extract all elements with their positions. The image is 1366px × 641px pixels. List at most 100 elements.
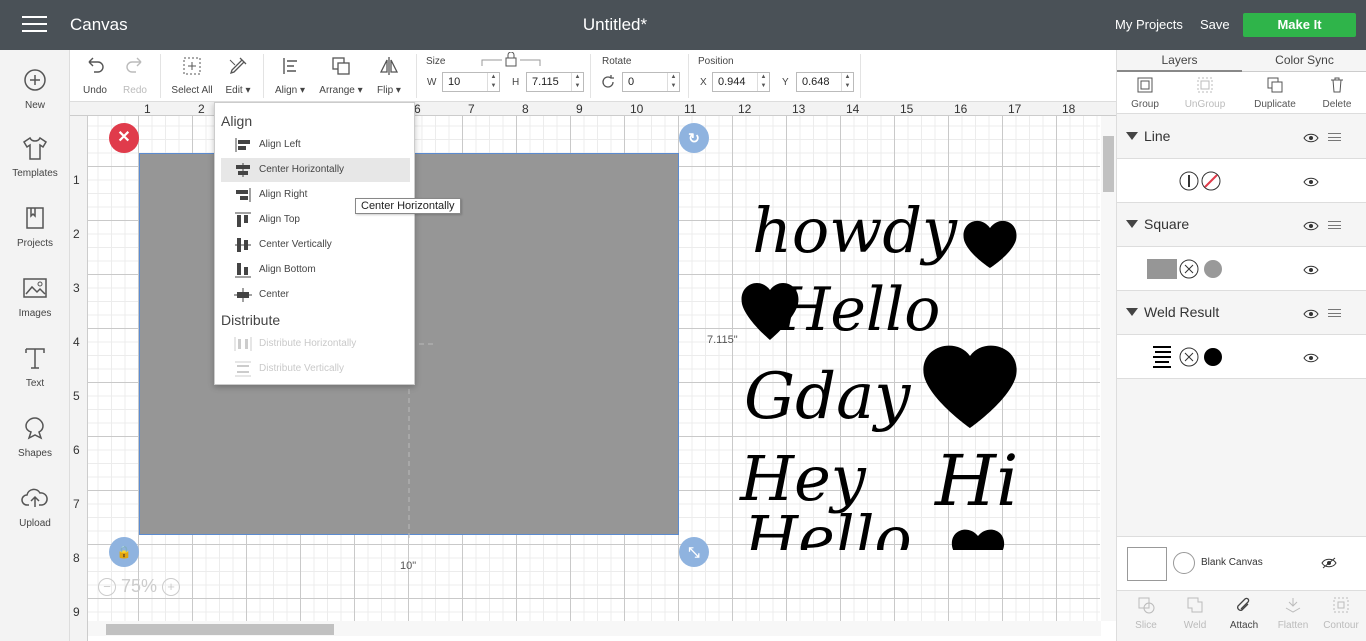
sidebar-item-templates[interactable]: Templates [0, 134, 70, 179]
sidebar-item-text[interactable]: Text [0, 344, 70, 389]
lettering-word: Hello [743, 502, 912, 550]
sidebar-label-projects: Projects [16, 238, 54, 249]
center-vertically-item[interactable]: Center Vertically [221, 233, 410, 257]
distribute-vertically-label: Distribute Vertically [259, 363, 345, 374]
select-all-button[interactable]: Select All [168, 50, 216, 100]
x-label: X [700, 77, 707, 88]
weld-button[interactable]: Weld [1171, 595, 1219, 631]
visibility-eye-icon[interactable] [1303, 221, 1319, 231]
left-sidebar: New Templates Projects Images Text Shape… [0, 50, 70, 641]
align-dropdown[interactable]: Align ▾ [272, 50, 308, 100]
align-right-icon [236, 188, 251, 202]
sidebar-item-images[interactable]: Images [0, 274, 70, 319]
y-position-input[interactable]: 0.648 ▲ ▼ [796, 72, 854, 92]
align-bottom-item[interactable]: Align Bottom [221, 258, 410, 282]
ruler-tick-label: 16 [954, 102, 968, 116]
redo-button[interactable]: Redo [118, 50, 152, 100]
distribute-vertically-item[interactable]: Distribute Vertically [221, 357, 410, 381]
distribute-horizontally-item[interactable]: Distribute Horizontally [221, 332, 410, 356]
edit-dropdown[interactable]: Edit ▾ [220, 50, 256, 100]
rotate-handle[interactable]: ↻ [679, 123, 709, 153]
ungroup-button[interactable]: UnGroup [1177, 76, 1233, 110]
drag-handle-icon[interactable] [1328, 133, 1341, 141]
slice-button[interactable]: Slice [1122, 595, 1170, 631]
design-canvas[interactable]: 123456789101112131415161718 123456789 ✕ … [70, 102, 1116, 641]
height-input[interactable]: 7.115 ▲ ▼ [526, 72, 584, 92]
zoom-in-button[interactable]: + [162, 578, 181, 597]
my-projects-link[interactable]: My Projects [1115, 17, 1183, 32]
zoom-out-button[interactable]: − [98, 578, 116, 597]
image-icon [23, 278, 47, 298]
visibility-eye-icon[interactable] [1303, 265, 1319, 275]
left-ruler: 1 2 3 4 5 6 7 8 9 [70, 116, 88, 641]
align-bottom-icon [235, 263, 251, 278]
heart-icon [923, 345, 1017, 428]
layer-row-line[interactable] [1117, 159, 1366, 203]
lock-aspect-icon[interactable] [480, 52, 542, 68]
flatten-button[interactable]: Flatten [1269, 595, 1317, 631]
delete-label: Delete [1322, 99, 1352, 110]
drag-handle-icon[interactable] [1328, 309, 1341, 317]
rotate-icon [602, 75, 614, 88]
layer-group-square[interactable]: Square [1117, 203, 1366, 247]
ruler-tick-label: 17 [1008, 102, 1022, 116]
visibility-eye-icon[interactable] [1303, 133, 1319, 143]
duplicate-button[interactable]: Duplicate [1247, 76, 1303, 110]
drag-handle-icon[interactable] [1328, 221, 1341, 229]
sidebar-item-new[interactable]: New [0, 66, 70, 111]
flip-dropdown[interactable]: Flip ▾ [372, 50, 406, 100]
save-button[interactable]: Save [1200, 17, 1230, 32]
rotate-input[interactable]: 0 ▲ ▼ [622, 72, 680, 92]
center-item[interactable]: Center [221, 283, 410, 307]
delete-handle[interactable]: ✕ [109, 123, 139, 153]
align-bottom-label: Align Bottom [259, 264, 316, 275]
tab-layers[interactable]: Layers [1117, 53, 1242, 72]
canvas-color-circle[interactable] [1173, 552, 1195, 574]
group-button[interactable]: Group [1117, 76, 1173, 110]
align-left-item[interactable]: Align Left [221, 133, 410, 157]
vertical-scrollbar[interactable] [1101, 116, 1116, 621]
ruler-tick-label: 6 [73, 443, 80, 457]
layer-row-weld-result[interactable] [1117, 335, 1366, 379]
vertical-scroll-thumb[interactable] [1103, 136, 1114, 192]
text-icon [25, 348, 45, 369]
tab-color-sync[interactable]: Color Sync [1242, 53, 1366, 67]
layer-row-square[interactable] [1117, 247, 1366, 291]
sidebar-item-upload[interactable]: Upload [0, 484, 70, 529]
undo-button[interactable]: Undo [78, 50, 112, 100]
x-position-input[interactable]: 0.944 ▲ ▼ [712, 72, 770, 92]
sidebar-label-upload: Upload [19, 518, 51, 529]
lock-handle[interactable]: 🔒 [109, 537, 139, 567]
horizontal-scrollbar[interactable] [88, 621, 1101, 636]
visibility-eye-icon[interactable] [1303, 353, 1319, 363]
attach-button[interactable]: Attach [1220, 595, 1268, 631]
layer-group-line[interactable]: Line [1117, 115, 1366, 159]
collapse-caret-icon[interactable] [1126, 132, 1138, 140]
delete-button[interactable]: Delete [1309, 76, 1365, 110]
height-label: H [512, 77, 520, 88]
layer-name-weld-result: Weld Result [1144, 304, 1220, 320]
collapse-caret-icon[interactable] [1126, 308, 1138, 316]
sidebar-item-shapes[interactable]: Shapes [0, 414, 70, 459]
blank-canvas-swatch[interactable] [1127, 547, 1167, 581]
ungroup-icon [1197, 77, 1213, 93]
make-it-button[interactable]: Make It [1243, 13, 1356, 37]
weld-result-lettering[interactable]: howdy Hello Gday Hey Hi Hello [730, 150, 1050, 550]
shapes-icon [25, 417, 44, 440]
sidebar-item-projects[interactable]: Projects [0, 204, 70, 249]
visibility-eye-icon[interactable] [1303, 309, 1319, 319]
center-horizontally-item[interactable]: Center Horizontally [221, 158, 410, 182]
toolbar-divider [416, 54, 417, 98]
layer-group-weld-result[interactable]: Weld Result [1117, 291, 1366, 335]
width-input[interactable]: 10 ▲ ▼ [442, 72, 500, 92]
arrange-dropdown[interactable]: Arrange ▾ [316, 50, 366, 100]
lettering-word: Gday [744, 360, 911, 434]
collapse-caret-icon[interactable] [1126, 220, 1138, 228]
horizontal-scroll-thumb[interactable] [106, 624, 334, 635]
resize-handle[interactable]: ⤡ [679, 537, 709, 567]
contour-button[interactable]: Contour [1317, 595, 1365, 631]
hidden-eye-icon[interactable] [1321, 557, 1337, 569]
blank-canvas-row[interactable]: Blank Canvas [1117, 536, 1366, 590]
layer-line-thumbnail [1179, 171, 1221, 191]
visibility-eye-icon[interactable] [1303, 177, 1319, 187]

※ ※ ※

- **Given problem**
Put every line of the data above into a numbered list, skipping blank lines. Leave the pictures out.

- **Final result**
1. extract all elements with their positions. The image is 1366px × 641px pixels. List at most 100 elements.
2. sidebar-item-templates[interactable]: Templates [0, 134, 70, 179]
3. sidebar-item-text[interactable]: Text [0, 344, 70, 389]
4. lettering-word: Hello [743, 502, 912, 550]
5. sidebar-label-projects: Projects [16, 238, 54, 249]
6. center-vertically-item[interactable]: Center Vertically [221, 233, 410, 257]
7. distribute-vertically-label: Distribute Vertically [259, 363, 345, 374]
8. select-all-button[interactable]: Select All [168, 50, 216, 100]
9. x-label: X [700, 77, 707, 88]
10. weld-button[interactable]: Weld [1171, 595, 1219, 631]
11. visibility-eye-icon[interactable] [1303, 221, 1319, 231]
12. left-sidebar: New Templates Projects Images Text Shape… [0, 50, 70, 641]
13. align-dropdown[interactable]: Align ▾ [272, 50, 308, 100]
14. align-right-icon [236, 188, 251, 202]
15. sidebar-item-images[interactable]: Images [0, 274, 70, 319]
16. y-position-input[interactable]: 0.648 ▲ ▼ [796, 72, 854, 92]
17. align-bottom-item[interactable]: Align Bottom [221, 258, 410, 282]
18. ruler-tick-label: 16 [954, 102, 968, 116]
19. redo-button[interactable]: Redo [118, 50, 152, 100]
20. distribute-vertically-item[interactable]: Distribute Vertically [221, 357, 410, 381]
21. distribute-horizontally-item[interactable]: Distribute Horizontally [221, 332, 410, 356]
22. edit-dropdown[interactable]: Edit ▾ [220, 50, 256, 100]
23. rotate-handle[interactable]: ↻ [679, 123, 709, 153]
24. ungroup-button[interactable]: UnGroup [1177, 76, 1233, 110]
25. drag-handle-icon[interactable] [1328, 133, 1341, 141]
26. slice-button[interactable]: Slice [1122, 595, 1170, 631]
27. design-canvas[interactable]: 123456789101112131415161718 123456789 ✕ … [70, 102, 1116, 641]
28. height-input[interactable]: 7.115 ▲ ▼ [526, 72, 584, 92]
29. zoom-in-button[interactable]: + [162, 578, 181, 597]
30. my-projects-link[interactable]: My Projects [1115, 17, 1183, 32]
31. zoom-out-button[interactable]: − [98, 578, 116, 597]
32. image-icon [23, 278, 47, 298]
33. visibility-eye-icon[interactable] [1303, 265, 1319, 275]
34. left-ruler: 1 2 3 4 5 6 7 8 9 [70, 116, 88, 641]
35. align-bottom-icon [235, 263, 251, 278]
36. heart-icon [923, 345, 1017, 428]
37. layer-row-line[interactable] [1117, 159, 1366, 203]
38. lock-aspect-icon[interactable] [480, 52, 542, 68]
39. flatten-button[interactable]: Flatten [1269, 595, 1317, 631]
40. delete-label: Delete [1322, 99, 1352, 110]
41. drag-handle-icon[interactable] [1328, 309, 1341, 317]
42. rotate-icon [602, 75, 614, 88]
43. layer-group-square[interactable]: Square [1117, 203, 1366, 247]
44. ruler-tick-label: 17 [1008, 102, 1022, 116]
45. visibility-eye-icon[interactable] [1303, 133, 1319, 143]
46. duplicate-button[interactable]: Duplicate [1247, 76, 1303, 110]
47. drag-handle-icon[interactable] [1328, 221, 1341, 229]
48. sidebar-item-new[interactable]: New [0, 66, 70, 111]
49. flip-dropdown[interactable]: Flip ▾ [372, 50, 406, 100]
50. save-button[interactable]: Save [1200, 17, 1230, 32]
51. rotate-input[interactable]: 0 ▲ ▼ [622, 72, 680, 92]
52. center-item[interactable]: Center [221, 283, 410, 307]
53. delete-handle[interactable]: ✕ [109, 123, 139, 153]
54. align-bottom-label: Align Bottom [259, 264, 316, 275]
55. tab-layers[interactable]: Layers [1117, 53, 1242, 72]
56. canvas-color-circle[interactable] [1173, 552, 1195, 574]
57. group-button[interactable]: Group [1117, 76, 1173, 110]
58. align-left-item[interactable]: Align Left [221, 133, 410, 157]
59. vertical-scrollbar[interactable] [1101, 116, 1116, 621]
60. ruler-tick-label: 6 [73, 443, 80, 457]
61. layer-row-weld-result[interactable] [1117, 335, 1366, 379]
62. vertical-scroll-thumb[interactable] [1103, 136, 1114, 192]
63. text-icon [25, 348, 45, 369]
64. tab-color-sync[interactable]: Color Sync [1242, 53, 1366, 67]
65. layer-row-square[interactable] [1117, 247, 1366, 291]
66. sidebar-item-upload[interactable]: Upload [0, 484, 70, 529]
67. undo-button[interactable]: Undo [78, 50, 112, 100]
68. x-position-input[interactable]: 0.944 ▲ ▼ [712, 72, 770, 92]
69. sidebar-label-upload: Upload [19, 518, 51, 529]
70. lock-handle[interactable]: 🔒 [109, 537, 139, 567]
71. horizontal-scrollbar[interactable] [88, 621, 1101, 636]
72. visibility-eye-icon[interactable] [1303, 353, 1319, 363]
73. attach-button[interactable]: Attach [1220, 595, 1268, 631]
74. layer-group-line[interactable]: Line [1117, 115, 1366, 159]
75. collapse-caret-icon[interactable] [1126, 132, 1138, 140]
76. delete-button[interactable]: Delete [1309, 76, 1365, 110]
77. height-label: H [512, 77, 520, 88]
78. layer-name-weld-result: Weld Result [1144, 304, 1220, 320]
79. collapse-caret-icon[interactable] [1126, 308, 1138, 316]
80. sidebar-item-shapes[interactable]: Shapes [0, 414, 70, 459]
81. blank-canvas-swatch[interactable] [1127, 547, 1167, 581]
82. ungroup-icon [1197, 77, 1213, 93]
83. make-it-button[interactable]: Make It [1243, 13, 1356, 37]
84. weld-result-lettering[interactable]: howdy Hello Gday Hey Hi Hello [730, 150, 1050, 550]
85. shapes-icon [25, 417, 44, 440]
86. sidebar-item-projects[interactable]: Projects [0, 204, 70, 249]
87. visibility-eye-icon[interactable] [1303, 309, 1319, 319]
88. center-horizontally-item[interactable]: Center Horizontally [221, 158, 410, 182]
89. toolbar-divider [416, 54, 417, 98]
90. layer-group-weld-result[interactable]: Weld Result [1117, 291, 1366, 335]
91. width-input[interactable]: 10 ▲ ▼ [442, 72, 500, 92]
92. arrange-dropdown[interactable]: Arrange ▾ [316, 50, 366, 100]
93. lettering-word: Gday [744, 360, 911, 434]
94. collapse-caret-icon[interactable] [1126, 220, 1138, 228]
95. horizontal-scroll-thumb[interactable] [106, 624, 334, 635]
96. resize-handle[interactable]: ⤡ [679, 537, 709, 567]
97. contour-button[interactable]: Contour [1317, 595, 1365, 631]
98. hidden-eye-icon[interactable] [1321, 557, 1337, 569]
99. blank-canvas-row[interactable]: Blank Canvas [1117, 536, 1366, 590]
100. layer-line-thumbnail [1179, 171, 1221, 191]
101. visibility-eye-icon[interactable] [1303, 177, 1319, 187]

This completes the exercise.